§ Exercise details: Scan the data. Collect each line that contains the word "subtitle".

§ Input records:
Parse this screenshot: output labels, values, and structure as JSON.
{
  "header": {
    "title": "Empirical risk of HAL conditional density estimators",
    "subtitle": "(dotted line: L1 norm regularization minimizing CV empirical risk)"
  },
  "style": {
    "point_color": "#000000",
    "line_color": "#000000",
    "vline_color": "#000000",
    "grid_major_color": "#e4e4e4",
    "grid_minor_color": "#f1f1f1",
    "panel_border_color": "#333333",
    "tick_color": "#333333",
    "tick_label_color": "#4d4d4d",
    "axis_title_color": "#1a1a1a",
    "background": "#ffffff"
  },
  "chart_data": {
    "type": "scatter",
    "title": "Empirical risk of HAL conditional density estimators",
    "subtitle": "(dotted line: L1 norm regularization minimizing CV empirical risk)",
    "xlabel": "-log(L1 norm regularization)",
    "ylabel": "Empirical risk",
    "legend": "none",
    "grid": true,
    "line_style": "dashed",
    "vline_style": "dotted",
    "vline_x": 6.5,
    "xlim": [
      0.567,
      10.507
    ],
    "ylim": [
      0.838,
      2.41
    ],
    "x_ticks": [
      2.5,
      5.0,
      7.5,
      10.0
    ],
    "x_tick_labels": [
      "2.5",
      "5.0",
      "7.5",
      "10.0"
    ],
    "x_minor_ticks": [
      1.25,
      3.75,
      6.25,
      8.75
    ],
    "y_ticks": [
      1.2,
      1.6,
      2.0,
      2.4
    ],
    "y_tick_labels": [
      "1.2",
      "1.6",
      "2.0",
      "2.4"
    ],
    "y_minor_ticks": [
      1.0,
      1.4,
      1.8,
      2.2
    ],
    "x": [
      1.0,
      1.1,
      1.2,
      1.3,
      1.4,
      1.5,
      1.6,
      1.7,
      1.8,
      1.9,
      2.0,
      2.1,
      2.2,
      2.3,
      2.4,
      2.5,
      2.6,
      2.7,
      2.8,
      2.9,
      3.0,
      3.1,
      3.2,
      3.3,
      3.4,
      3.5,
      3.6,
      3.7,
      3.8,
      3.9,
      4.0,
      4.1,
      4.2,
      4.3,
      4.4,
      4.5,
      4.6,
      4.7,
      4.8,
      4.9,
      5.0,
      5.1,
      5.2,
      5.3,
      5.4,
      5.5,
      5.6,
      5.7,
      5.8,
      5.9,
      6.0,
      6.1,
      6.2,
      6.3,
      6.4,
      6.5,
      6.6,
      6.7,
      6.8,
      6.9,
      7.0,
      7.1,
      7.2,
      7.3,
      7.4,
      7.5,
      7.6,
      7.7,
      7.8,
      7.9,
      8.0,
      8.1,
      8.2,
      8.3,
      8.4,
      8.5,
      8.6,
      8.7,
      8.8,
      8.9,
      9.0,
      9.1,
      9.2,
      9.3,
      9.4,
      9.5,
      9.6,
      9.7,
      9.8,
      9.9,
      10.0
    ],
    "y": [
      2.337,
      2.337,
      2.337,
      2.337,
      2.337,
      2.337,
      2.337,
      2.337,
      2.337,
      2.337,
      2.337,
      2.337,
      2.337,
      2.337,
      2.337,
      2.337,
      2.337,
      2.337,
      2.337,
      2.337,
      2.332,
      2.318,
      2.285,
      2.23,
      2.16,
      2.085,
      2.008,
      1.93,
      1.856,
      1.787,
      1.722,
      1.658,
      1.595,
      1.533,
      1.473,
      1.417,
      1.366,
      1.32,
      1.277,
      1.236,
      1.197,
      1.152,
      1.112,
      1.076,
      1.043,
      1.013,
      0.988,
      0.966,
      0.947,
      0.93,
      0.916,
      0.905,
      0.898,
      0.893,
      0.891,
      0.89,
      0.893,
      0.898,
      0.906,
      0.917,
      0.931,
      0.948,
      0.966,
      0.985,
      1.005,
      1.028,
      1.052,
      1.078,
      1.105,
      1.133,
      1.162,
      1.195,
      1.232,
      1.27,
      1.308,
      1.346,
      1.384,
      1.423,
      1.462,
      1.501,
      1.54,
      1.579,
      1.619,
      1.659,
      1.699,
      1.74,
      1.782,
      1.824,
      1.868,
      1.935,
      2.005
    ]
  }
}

§ Correct answer:
    "subtitle": "(dotted line: L1 norm regularization minimizing CV empirical risk)"
    "subtitle": "(dotted line: L1 norm regularization minimizing CV empirical risk)",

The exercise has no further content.